- PROBLEM SET:
- 1) Name every kind of material that, according to the legend in the file-usage note, a green block can be.
- 2) Write out the file-usage note verbatim, beginning at the words "1 How to use" and stopping after "actual final knit/submission.".

- DOCUMENT SEGMENT:
● ● ● ● ● ● ●

1 How to use this file

This RMD is a change-review companion for the updated Lab A RMD. It is designed to knit to HTML and show the professor-code fold-in with green backgrounds behind only the changed or added material.

Use this file to quickly see what changed. Use the clean updated Lab A RMD for the actual final knit/submission.

Structure note: Section numbers are generated automatically by the HTML output. Manual section numbers were removed from headings so the table of contents does not show duplicate numbering.

Legend: Every green block below is either a new section, a changed line, or a changed interpretation that was added to align the working Lab A RMD with the professor’s Part 2 conjoint analysis workflow.

● ● ● ● ● ● ●

Saved data entries:

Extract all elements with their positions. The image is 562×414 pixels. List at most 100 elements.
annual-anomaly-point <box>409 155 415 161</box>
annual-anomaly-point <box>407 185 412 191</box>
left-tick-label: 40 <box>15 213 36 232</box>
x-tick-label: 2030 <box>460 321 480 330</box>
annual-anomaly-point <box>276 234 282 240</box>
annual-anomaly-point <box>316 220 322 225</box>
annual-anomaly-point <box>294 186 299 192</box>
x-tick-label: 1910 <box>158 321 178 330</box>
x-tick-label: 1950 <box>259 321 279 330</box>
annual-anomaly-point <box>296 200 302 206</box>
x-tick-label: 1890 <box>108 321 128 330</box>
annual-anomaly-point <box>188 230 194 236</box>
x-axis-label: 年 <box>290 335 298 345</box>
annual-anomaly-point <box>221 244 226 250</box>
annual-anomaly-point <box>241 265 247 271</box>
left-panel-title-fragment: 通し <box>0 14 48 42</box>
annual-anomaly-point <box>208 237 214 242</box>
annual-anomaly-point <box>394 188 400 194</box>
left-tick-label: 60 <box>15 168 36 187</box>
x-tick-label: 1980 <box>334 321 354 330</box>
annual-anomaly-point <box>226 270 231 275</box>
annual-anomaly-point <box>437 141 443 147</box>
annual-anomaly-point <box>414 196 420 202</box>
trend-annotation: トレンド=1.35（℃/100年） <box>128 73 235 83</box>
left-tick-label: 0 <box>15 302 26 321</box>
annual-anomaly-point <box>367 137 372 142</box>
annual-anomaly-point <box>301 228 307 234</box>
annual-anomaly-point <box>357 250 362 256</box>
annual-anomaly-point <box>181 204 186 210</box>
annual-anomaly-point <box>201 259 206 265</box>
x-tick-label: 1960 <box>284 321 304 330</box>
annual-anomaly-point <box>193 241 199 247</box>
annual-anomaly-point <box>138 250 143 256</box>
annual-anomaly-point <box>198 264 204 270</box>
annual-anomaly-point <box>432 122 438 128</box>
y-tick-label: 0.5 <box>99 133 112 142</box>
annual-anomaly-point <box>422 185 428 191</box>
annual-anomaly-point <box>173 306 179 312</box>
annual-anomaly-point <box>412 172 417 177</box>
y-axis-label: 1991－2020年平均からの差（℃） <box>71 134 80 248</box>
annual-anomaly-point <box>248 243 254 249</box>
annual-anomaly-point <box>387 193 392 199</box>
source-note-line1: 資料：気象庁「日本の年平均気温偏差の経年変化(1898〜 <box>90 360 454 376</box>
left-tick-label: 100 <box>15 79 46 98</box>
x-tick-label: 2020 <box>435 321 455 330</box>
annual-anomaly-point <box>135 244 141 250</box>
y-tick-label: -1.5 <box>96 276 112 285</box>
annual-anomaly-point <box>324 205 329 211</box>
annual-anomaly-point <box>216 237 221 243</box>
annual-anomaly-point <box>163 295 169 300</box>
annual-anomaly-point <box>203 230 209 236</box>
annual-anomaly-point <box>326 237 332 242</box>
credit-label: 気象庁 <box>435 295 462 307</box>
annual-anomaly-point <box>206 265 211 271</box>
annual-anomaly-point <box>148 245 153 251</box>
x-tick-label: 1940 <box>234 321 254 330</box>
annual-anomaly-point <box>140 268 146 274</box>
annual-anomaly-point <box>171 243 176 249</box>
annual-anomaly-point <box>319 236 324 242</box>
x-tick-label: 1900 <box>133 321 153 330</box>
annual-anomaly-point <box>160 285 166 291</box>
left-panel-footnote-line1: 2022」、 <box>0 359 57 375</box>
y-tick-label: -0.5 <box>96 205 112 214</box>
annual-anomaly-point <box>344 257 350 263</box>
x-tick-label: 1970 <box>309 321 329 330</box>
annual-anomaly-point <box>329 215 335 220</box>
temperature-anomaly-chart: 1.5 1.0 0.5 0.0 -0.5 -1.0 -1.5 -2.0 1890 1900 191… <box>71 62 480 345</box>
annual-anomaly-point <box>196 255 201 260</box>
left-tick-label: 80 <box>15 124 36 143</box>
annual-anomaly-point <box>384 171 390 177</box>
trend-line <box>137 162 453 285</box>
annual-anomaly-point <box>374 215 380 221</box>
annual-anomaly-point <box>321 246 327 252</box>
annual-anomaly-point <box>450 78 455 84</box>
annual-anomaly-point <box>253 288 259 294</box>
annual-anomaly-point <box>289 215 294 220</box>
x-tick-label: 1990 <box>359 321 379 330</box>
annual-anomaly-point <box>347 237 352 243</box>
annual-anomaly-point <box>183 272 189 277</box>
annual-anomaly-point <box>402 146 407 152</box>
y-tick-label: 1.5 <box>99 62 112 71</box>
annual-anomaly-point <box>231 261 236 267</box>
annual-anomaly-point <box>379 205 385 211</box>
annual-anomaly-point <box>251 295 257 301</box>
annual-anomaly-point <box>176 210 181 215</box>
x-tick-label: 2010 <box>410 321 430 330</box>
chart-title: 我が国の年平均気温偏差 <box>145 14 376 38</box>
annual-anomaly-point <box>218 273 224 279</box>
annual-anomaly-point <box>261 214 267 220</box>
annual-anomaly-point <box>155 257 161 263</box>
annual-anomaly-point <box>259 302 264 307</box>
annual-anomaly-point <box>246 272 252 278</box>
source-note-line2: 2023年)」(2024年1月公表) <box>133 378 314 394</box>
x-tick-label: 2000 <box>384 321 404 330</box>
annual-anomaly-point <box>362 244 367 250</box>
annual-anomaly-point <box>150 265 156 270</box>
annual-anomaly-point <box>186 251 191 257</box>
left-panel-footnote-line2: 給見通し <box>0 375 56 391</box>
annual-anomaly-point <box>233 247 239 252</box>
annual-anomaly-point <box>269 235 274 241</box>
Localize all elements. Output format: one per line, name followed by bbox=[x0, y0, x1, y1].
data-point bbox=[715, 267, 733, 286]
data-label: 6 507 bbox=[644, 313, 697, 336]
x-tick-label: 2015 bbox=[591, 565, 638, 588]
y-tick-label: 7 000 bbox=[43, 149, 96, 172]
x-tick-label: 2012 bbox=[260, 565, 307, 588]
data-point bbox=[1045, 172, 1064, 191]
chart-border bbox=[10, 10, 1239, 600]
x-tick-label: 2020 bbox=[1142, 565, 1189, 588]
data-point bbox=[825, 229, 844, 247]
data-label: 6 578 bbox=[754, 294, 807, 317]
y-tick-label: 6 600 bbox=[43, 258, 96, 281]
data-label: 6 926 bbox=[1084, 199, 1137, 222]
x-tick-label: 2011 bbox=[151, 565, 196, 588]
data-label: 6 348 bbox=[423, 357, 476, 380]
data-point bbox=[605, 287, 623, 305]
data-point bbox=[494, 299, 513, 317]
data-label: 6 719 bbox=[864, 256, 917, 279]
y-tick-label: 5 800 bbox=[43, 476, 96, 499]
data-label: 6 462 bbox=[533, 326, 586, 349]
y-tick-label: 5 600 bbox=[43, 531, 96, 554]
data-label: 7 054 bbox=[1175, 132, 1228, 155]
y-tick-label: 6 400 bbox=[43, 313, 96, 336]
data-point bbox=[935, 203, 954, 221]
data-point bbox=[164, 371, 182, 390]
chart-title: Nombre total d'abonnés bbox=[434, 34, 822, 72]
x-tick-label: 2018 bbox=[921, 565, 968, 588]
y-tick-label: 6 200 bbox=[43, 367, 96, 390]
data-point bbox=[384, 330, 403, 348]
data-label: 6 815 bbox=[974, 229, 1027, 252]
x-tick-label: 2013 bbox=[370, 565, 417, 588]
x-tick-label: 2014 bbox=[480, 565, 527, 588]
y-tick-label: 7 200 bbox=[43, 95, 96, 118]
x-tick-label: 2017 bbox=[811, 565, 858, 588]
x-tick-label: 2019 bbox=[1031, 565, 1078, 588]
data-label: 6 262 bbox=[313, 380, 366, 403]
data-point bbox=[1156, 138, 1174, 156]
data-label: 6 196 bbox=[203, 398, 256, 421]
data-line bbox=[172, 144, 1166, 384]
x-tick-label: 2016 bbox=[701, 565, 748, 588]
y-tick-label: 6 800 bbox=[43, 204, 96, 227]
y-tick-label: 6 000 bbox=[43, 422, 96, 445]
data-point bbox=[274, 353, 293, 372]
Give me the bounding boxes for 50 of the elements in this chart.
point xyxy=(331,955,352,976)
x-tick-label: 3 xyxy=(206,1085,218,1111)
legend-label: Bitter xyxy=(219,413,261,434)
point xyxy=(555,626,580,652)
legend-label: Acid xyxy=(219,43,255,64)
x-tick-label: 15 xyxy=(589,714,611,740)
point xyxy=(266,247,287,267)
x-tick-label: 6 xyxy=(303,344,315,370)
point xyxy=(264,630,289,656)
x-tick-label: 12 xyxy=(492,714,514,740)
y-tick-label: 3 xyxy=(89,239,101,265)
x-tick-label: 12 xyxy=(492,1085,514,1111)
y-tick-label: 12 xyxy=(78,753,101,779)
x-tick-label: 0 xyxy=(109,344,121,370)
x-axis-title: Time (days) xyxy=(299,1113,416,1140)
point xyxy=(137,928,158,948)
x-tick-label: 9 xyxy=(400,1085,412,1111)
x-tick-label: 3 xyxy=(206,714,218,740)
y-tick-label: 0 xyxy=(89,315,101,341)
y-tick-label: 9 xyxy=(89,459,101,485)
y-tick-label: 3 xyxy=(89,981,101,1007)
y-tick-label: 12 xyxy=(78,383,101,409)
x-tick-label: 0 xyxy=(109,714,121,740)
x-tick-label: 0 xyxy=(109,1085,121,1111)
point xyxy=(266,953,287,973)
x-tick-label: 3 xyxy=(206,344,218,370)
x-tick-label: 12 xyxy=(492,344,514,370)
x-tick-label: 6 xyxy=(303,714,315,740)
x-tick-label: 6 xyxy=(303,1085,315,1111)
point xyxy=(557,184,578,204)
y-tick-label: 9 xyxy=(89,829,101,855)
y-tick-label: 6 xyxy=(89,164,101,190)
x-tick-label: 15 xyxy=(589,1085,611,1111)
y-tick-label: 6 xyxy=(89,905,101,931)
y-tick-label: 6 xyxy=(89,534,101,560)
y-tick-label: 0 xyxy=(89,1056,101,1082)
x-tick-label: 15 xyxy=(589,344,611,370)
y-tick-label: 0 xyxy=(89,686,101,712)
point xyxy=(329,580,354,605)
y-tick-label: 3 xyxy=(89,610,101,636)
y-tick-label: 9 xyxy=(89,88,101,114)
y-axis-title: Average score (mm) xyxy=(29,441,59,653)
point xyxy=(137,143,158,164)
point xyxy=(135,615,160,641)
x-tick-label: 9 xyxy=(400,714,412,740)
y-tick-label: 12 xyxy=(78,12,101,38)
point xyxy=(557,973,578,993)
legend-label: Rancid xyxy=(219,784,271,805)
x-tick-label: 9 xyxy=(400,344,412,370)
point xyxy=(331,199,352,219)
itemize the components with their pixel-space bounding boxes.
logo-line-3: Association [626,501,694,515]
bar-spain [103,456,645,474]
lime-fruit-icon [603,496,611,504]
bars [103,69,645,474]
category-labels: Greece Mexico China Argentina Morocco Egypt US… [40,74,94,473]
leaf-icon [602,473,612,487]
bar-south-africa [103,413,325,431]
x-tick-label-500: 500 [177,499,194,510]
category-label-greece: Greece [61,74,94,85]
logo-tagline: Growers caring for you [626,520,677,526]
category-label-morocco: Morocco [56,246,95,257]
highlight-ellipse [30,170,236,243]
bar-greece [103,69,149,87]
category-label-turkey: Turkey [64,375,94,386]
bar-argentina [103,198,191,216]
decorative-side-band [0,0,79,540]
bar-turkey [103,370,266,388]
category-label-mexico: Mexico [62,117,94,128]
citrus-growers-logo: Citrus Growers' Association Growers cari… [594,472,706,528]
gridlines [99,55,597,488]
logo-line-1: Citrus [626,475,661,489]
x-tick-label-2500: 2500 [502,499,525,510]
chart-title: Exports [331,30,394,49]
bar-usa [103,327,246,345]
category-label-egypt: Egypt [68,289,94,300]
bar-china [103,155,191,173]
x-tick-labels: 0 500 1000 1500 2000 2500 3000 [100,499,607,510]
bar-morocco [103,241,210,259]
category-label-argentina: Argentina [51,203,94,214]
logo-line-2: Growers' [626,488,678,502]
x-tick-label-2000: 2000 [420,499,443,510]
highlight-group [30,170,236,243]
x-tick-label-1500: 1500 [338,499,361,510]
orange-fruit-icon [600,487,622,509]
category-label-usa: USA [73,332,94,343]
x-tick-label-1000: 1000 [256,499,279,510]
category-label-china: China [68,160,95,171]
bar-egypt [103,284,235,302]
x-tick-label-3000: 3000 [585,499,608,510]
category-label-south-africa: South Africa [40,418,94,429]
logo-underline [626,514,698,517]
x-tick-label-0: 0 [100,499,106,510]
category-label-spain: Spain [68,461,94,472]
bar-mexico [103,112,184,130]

● ● ● ● ● ● ●

- REPLIES:
- 1)
- A new section
- A changed line
- A changed interpretation

- 2)
1 How to use this file

This RMD is a change-review companion for the updated Lab A RMD. It is designed to knit to HTML and show the professor-code fold-in with green backgrounds behind only the changed or added material.

Use this file to quickly see what changed. Use the clean updated Lab A RMD for the actual final knit/submission.